[Items from a figure collection]
+===+

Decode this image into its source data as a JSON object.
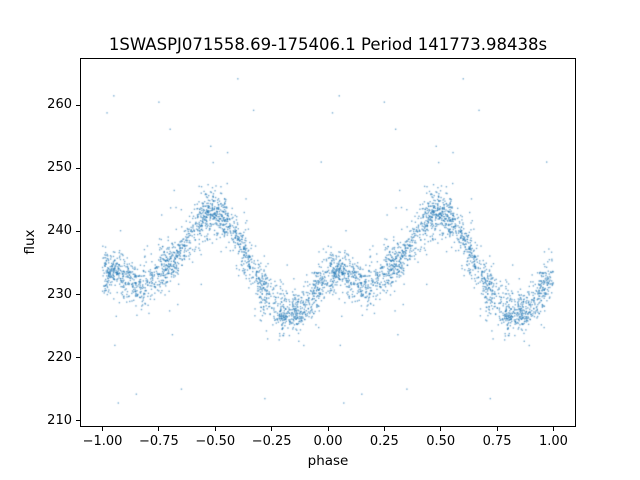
{
  "chart_data": {
    "type": "scatter",
    "title": "1SWASPJ071558.69-175406.1 Period 141773.98438s",
    "xlabel": "phase",
    "ylabel": "flux",
    "xlim": [
      -1.1,
      1.1
    ],
    "ylim": [
      209.0,
      267.5
    ],
    "x_ticks": [
      -1.0,
      -0.75,
      -0.5,
      -0.25,
      0.0,
      0.25,
      0.5,
      0.75,
      1.0
    ],
    "x_tick_labels": [
      "−1.00",
      "−0.75",
      "−0.50",
      "−0.25",
      "0.00",
      "0.25",
      "0.50",
      "0.75",
      "1.00"
    ],
    "y_ticks": [
      210,
      220,
      230,
      240,
      250,
      260
    ],
    "y_tick_labels": [
      "210",
      "220",
      "230",
      "240",
      "250",
      "260"
    ],
    "grid": false,
    "legend": null,
    "background": "#ffffff",
    "marker_color": "#1f77b4",
    "marker_alpha": 0.6,
    "marker_size_px": 1.4,
    "series_description": "Phase-folded light curve scatter; each measurement plotted twice, at phase and phase−1",
    "n_base_points": 2000,
    "seed": 20240715,
    "noise_sigma": 1.7,
    "wide_noise_sigma": 3.8,
    "wide_noise_fraction": 0.1,
    "phase_clumps": [
      0.03,
      0.08,
      0.15,
      0.28,
      0.33,
      0.45,
      0.5,
      0.55,
      0.63,
      0.72,
      0.8,
      0.86,
      0.95
    ],
    "clump_fraction": 0.4,
    "clump_sigma": 0.018,
    "mean_curve": {
      "phase": [
        0.0,
        0.05,
        0.1,
        0.15,
        0.2,
        0.25,
        0.3,
        0.35,
        0.4,
        0.45,
        0.5,
        0.55,
        0.6,
        0.65,
        0.7,
        0.75,
        0.8,
        0.85,
        0.9,
        0.95,
        1.0
      ],
      "flux": [
        233.2,
        233.8,
        233.0,
        231.8,
        232.0,
        233.2,
        234.6,
        237.0,
        240.0,
        242.4,
        243.3,
        242.1,
        239.2,
        235.2,
        231.2,
        228.9,
        227.1,
        226.7,
        227.9,
        230.6,
        233.2
      ]
    },
    "outliers": [
      [
        0.02,
        258.8
      ],
      [
        0.05,
        261.5
      ],
      [
        0.25,
        260.5
      ],
      [
        0.3,
        256.2
      ],
      [
        0.48,
        253.5
      ],
      [
        0.6,
        264.2
      ],
      [
        0.67,
        259.2
      ],
      [
        0.97,
        251.0
      ],
      [
        0.07,
        212.8
      ],
      [
        0.15,
        214.2
      ],
      [
        0.35,
        215.0
      ],
      [
        0.72,
        213.5
      ]
    ]
  }
}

+===+

### WRITTEN TASK
What you return should match the records above word for word, minus the pictures.

### RESULT OF THE EXERCISE
Decode this image into its source data as a JSON object.
{
  "chart_data": {
    "type": "scatter",
    "title": "1SWASPJ071558.69-175406.1 Period 141773.98438s",
    "xlabel": "phase",
    "ylabel": "flux",
    "xlim": [
      -1.1,
      1.1
    ],
    "ylim": [
      209.0,
      267.5
    ],
    "x_ticks": [
      -1.0,
      -0.75,
      -0.5,
      -0.25,
      0.0,
      0.25,
      0.5,
      0.75,
      1.0
    ],
    "x_tick_labels": [
      "−1.00",
      "−0.75",
      "−0.50",
      "−0.25",
      "0.00",
      "0.25",
      "0.50",
      "0.75",
      "1.00"
    ],
    "y_ticks": [
      210,
      220,
      230,
      240,
      250,
      260
    ],
    "y_tick_labels": [
      "210",
      "220",
      "230",
      "240",
      "250",
      "260"
    ],
    "grid": false,
    "legend": null,
    "background": "#ffffff",
    "marker_color": "#1f77b4",
    "marker_alpha": 0.6,
    "marker_size_px": 1.4,
    "series_description": "Phase-folded light curve scatter; each measurement plotted twice, at phase and phase−1",
    "n_base_points": 2000,
    "seed": 20240715,
    "noise_sigma": 1.7,
    "wide_noise_sigma": 3.8,
    "wide_noise_fraction": 0.1,
    "phase_clumps": [
      0.03,
      0.08,
      0.15,
      0.28,
      0.33,
      0.45,
      0.5,
      0.55,
      0.63,
      0.72,
      0.8,
      0.86,
      0.95
    ],
    "clump_fraction": 0.4,
    "clump_sigma": 0.018,
    "mean_curve": {
      "phase": [
        0.0,
        0.05,
        0.1,
        0.15,
        0.2,
        0.25,
        0.3,
        0.35,
        0.4,
        0.45,
        0.5,
        0.55,
        0.6,
        0.65,
        0.7,
        0.75,
        0.8,
        0.85,
        0.9,
        0.95,
        1.0
      ],
      "flux": [
        233.2,
        233.8,
        233.0,
        231.8,
        232.0,
        233.2,
        234.6,
        237.0,
        240.0,
        242.4,
        243.3,
        242.1,
        239.2,
        235.2,
        231.2,
        228.9,
        227.1,
        226.7,
        227.9,
        230.6,
        233.2
      ]
    },
    "outliers": [
      [
        0.02,
        258.8
      ],
      [
        0.05,
        261.5
      ],
      [
        0.25,
        260.5
      ],
      [
        0.3,
        256.2
      ],
      [
        0.48,
        253.5
      ],
      [
        0.6,
        264.2
      ],
      [
        0.67,
        259.2
      ],
      [
        0.97,
        251.0
      ],
      [
        0.07,
        212.8
      ],
      [
        0.15,
        214.2
      ],
      [
        0.35,
        215.0
      ],
      [
        0.72,
        213.5
      ]
    ]
  }
}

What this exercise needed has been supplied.